### [TEXTO PROPORCIONADO]
# # # # #

Sentimientos después de una crisis

 Ahora que ha pasado la crisis, el vacío que queda no se llena tan fácil. Con el sol de frente tampoco es que vaya a ver mejor. No es que no quiera avanzar. Es que no sé cómo. Y ese desconcierto, esa falta de respuestas, a veces duele más que la propia crisis.


Después de una crisis, lo primero que siento es un abismo bajo mis pies. Me pierdo en preguntas que no tienen respuesta: ¿cómo llegué hasta aquí? ¿Por qué hice lo que hice? Son preguntas que me aplastan, y a veces la idea de seguir adelante se siente como una carga imposible. Pienso que quizás lo mejor sería dejar de existir, porque el peso de la situación en la que estoy me parece insoportable.


Voy en busca de ayuda, esperando que alguien me dé un hilo del que tirar, algo que me saque del caos. Pero, a menudo, lo que encuentro son profesionales que ajustan la medicación como si con eso bastara. Como si la vida que se quiebra pudiera repararse con una receta. Y me quedo ahí, con el alma rota y sin una propuesta real para seguir viviendo, para encontrar un camino que tenga sentido.


Miro a mi alrededor y siento las miradas de quienes me conocen. No son las mismas de antes. Hay algo diferente, algo que me hace sentir fuera de lugar. Como si mi enfermedad me definiera, como si todo lo que soy se redujera a esos momentos oscuros. Y me convenzo de que no valgo para nada, que no tengo nada que ofrecer, que estoy condenado a ser una sombra de lo que podría haber sido.

# # # # #

### [QUÉ SE PIDE]
Reescribe, por favor, el fragmento del texto sobre los sentimientos después de una crisis que empieza con "Después de una crisis, lo" y llega hasta "me parece insoportable.", cambiando "abismo" por "precipicio".

# # # # #

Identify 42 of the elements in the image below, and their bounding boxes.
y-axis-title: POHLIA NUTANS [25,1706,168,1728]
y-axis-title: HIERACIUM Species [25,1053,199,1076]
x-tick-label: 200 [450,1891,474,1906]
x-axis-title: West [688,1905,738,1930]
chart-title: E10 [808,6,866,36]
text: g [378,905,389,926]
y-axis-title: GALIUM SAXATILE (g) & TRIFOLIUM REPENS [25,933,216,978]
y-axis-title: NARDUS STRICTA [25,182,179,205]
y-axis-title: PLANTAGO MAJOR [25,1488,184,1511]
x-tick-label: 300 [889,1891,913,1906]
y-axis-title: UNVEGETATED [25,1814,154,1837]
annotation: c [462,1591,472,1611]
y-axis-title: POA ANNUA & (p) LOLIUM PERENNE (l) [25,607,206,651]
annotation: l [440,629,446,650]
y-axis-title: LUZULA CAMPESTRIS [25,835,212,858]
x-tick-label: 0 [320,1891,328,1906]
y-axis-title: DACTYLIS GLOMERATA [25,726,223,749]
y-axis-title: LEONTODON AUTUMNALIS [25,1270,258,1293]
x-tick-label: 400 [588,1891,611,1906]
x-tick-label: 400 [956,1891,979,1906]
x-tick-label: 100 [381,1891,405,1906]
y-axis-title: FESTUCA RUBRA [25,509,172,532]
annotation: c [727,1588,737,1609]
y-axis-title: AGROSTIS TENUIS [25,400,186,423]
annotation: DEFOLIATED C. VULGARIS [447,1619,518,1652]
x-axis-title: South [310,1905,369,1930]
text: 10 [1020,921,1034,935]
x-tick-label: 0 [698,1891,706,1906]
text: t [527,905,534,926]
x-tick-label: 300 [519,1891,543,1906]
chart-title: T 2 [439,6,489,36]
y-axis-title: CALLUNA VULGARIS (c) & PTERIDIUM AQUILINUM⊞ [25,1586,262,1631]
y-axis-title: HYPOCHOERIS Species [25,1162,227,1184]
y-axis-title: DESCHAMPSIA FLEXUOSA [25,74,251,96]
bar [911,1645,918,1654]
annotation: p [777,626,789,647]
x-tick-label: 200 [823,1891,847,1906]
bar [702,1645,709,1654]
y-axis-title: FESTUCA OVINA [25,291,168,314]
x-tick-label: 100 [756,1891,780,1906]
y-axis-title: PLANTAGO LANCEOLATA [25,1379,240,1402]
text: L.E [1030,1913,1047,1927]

# # # # #

### [TU RESPUESTA]
Después de una crisis, lo primero que siento es un precipicio bajo mis pies. Me pierdo en preguntas que no tienen respuesta: ¿cómo llegué hasta aquí? ¿Por qué hice lo que hice? Son preguntas que me aplastan, y a veces la idea de seguir adelante se siente como una carga imposible. Pienso que quizás lo mejor sería dejar de existir, porque el peso de la situación en la que estoy me parece insoportable.